Task: Scan the data. Collect each line that contains the word "label".
───── Available records
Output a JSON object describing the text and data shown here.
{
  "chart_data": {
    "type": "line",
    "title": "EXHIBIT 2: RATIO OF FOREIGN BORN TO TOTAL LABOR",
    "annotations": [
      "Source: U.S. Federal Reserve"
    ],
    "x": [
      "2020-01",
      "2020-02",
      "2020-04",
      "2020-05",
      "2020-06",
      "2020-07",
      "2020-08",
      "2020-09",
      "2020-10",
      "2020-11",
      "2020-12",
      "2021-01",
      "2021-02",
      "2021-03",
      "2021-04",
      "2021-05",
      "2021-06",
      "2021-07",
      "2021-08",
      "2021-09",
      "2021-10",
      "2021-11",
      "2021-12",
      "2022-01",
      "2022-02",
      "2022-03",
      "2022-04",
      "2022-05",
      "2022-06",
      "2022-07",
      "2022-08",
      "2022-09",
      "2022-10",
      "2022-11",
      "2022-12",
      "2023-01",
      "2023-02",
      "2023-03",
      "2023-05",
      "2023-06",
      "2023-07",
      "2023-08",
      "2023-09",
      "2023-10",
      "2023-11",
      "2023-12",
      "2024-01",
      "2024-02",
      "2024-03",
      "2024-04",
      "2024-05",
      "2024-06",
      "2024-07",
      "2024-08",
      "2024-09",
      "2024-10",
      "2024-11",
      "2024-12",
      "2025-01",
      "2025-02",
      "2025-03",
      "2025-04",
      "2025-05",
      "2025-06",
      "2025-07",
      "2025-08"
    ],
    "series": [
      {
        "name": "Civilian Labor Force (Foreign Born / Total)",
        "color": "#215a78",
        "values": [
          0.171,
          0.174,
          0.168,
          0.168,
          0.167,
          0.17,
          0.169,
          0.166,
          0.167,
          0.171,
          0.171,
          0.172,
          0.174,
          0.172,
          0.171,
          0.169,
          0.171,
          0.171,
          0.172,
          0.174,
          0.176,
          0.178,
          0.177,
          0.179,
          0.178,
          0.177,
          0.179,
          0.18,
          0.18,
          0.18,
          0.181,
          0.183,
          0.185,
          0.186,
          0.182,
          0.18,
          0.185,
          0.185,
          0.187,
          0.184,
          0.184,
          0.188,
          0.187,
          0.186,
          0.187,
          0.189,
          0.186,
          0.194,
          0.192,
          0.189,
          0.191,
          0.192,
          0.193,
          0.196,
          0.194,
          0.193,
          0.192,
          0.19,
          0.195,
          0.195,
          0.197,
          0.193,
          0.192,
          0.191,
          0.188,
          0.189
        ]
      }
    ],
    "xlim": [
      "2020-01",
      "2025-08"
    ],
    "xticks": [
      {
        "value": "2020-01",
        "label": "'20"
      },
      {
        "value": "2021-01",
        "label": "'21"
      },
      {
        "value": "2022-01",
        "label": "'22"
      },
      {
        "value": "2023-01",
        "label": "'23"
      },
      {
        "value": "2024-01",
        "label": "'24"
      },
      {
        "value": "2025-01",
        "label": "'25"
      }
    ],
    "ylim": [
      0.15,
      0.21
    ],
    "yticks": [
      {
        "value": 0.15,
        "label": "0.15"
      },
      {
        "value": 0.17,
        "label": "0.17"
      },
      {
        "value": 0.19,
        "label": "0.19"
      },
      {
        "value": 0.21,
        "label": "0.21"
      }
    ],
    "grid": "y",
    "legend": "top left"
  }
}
──────────
Solution:
        "label": "'20"
        "label": "'21"
        "label": "'22"
        "label": "'23"
        "label": "'24"
        "label": "'25"
        "label": "0.15"
        "label": "0.17"
        "label": "0.19"
        "label": "0.21"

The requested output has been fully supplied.